▸ Data entries for graphics
_ _ _

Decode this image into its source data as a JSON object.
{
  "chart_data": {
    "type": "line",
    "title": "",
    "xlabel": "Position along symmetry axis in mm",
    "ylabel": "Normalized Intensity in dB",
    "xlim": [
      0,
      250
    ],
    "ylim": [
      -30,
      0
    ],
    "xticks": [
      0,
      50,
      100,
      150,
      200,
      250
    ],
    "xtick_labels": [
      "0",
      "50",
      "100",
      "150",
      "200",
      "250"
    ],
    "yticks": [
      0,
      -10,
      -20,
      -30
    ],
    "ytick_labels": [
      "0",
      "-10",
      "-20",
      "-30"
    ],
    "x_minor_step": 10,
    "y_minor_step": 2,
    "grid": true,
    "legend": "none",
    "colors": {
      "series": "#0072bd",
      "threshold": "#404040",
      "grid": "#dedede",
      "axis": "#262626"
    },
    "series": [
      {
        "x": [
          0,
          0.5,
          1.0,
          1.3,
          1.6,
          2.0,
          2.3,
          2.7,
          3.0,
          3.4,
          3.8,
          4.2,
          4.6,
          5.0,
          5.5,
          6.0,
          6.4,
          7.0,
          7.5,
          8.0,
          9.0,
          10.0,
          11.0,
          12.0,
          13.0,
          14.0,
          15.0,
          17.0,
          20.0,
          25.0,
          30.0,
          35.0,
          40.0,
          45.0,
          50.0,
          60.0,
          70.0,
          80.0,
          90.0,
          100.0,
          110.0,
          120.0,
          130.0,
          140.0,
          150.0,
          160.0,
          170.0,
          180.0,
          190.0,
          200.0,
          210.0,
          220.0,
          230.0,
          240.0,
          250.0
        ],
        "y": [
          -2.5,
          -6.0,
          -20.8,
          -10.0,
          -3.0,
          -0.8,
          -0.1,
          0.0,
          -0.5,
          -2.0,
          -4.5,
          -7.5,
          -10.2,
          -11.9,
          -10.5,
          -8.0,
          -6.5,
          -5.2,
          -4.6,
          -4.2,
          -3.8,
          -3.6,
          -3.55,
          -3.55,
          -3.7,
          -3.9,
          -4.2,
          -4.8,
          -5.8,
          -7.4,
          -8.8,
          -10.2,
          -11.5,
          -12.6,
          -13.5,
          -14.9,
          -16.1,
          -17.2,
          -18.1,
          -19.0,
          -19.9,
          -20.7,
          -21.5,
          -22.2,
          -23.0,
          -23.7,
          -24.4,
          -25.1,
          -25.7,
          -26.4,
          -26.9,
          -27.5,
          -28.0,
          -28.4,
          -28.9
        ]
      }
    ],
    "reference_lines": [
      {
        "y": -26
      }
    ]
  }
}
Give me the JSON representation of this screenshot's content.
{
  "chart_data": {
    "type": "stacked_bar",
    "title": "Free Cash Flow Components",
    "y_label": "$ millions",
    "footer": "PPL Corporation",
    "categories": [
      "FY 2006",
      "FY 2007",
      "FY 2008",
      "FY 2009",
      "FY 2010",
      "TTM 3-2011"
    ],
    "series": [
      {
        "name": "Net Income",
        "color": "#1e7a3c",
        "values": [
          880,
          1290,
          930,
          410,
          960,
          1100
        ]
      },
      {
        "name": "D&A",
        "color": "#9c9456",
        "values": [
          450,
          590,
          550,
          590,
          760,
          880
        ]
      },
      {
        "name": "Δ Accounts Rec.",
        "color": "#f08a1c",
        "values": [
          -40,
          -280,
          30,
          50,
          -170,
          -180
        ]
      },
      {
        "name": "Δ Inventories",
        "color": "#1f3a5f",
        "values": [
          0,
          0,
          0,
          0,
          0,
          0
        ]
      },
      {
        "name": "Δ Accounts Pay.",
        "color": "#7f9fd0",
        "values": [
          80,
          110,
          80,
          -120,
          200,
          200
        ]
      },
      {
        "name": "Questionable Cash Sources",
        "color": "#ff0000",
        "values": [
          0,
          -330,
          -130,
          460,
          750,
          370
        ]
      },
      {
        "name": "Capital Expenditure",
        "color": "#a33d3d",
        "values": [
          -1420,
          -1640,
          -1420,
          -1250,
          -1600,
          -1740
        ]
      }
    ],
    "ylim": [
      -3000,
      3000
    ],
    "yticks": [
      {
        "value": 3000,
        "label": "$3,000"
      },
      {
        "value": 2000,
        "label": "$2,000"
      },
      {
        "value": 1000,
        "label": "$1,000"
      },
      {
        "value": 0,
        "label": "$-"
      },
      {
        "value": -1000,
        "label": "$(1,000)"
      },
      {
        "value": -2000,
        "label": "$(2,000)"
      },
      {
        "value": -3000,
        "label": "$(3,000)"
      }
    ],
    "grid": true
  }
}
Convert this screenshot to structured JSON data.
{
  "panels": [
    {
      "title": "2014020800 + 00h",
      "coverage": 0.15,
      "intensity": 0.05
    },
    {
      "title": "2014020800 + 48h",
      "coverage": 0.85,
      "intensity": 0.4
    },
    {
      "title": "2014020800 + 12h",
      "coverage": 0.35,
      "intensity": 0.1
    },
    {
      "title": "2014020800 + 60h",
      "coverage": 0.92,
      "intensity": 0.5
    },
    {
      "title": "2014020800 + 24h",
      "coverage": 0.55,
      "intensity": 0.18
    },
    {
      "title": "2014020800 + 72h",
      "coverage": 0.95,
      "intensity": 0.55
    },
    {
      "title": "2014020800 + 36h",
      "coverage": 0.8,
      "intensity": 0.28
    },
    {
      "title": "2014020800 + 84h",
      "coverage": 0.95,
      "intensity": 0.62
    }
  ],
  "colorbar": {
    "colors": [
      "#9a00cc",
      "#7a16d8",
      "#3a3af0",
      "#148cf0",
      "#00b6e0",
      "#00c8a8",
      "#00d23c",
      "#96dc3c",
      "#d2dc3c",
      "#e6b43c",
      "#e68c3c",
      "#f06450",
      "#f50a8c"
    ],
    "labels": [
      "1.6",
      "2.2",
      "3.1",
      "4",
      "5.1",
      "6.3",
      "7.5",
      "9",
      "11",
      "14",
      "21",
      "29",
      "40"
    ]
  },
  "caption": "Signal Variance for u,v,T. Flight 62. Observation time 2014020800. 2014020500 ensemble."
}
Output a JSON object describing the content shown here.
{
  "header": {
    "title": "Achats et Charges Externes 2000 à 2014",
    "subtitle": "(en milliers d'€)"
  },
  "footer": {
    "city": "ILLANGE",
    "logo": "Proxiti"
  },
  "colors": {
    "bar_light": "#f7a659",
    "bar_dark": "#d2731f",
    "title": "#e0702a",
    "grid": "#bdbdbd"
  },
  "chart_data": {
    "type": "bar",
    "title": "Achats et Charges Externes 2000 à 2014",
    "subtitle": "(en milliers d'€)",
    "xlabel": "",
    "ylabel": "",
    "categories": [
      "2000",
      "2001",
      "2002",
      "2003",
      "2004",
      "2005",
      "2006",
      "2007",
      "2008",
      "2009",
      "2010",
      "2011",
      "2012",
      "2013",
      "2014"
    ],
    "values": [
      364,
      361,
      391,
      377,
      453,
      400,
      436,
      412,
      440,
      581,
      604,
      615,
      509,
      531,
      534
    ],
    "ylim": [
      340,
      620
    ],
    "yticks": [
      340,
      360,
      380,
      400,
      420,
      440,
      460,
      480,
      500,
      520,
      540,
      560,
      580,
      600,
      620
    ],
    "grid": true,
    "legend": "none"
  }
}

_ _ _

▸ What is needed
Identify and list each line with the word "milliers".

▸ Written answer
    "subtitle": "(en milliers d'€)"
    "subtitle": "(en milliers d'€)",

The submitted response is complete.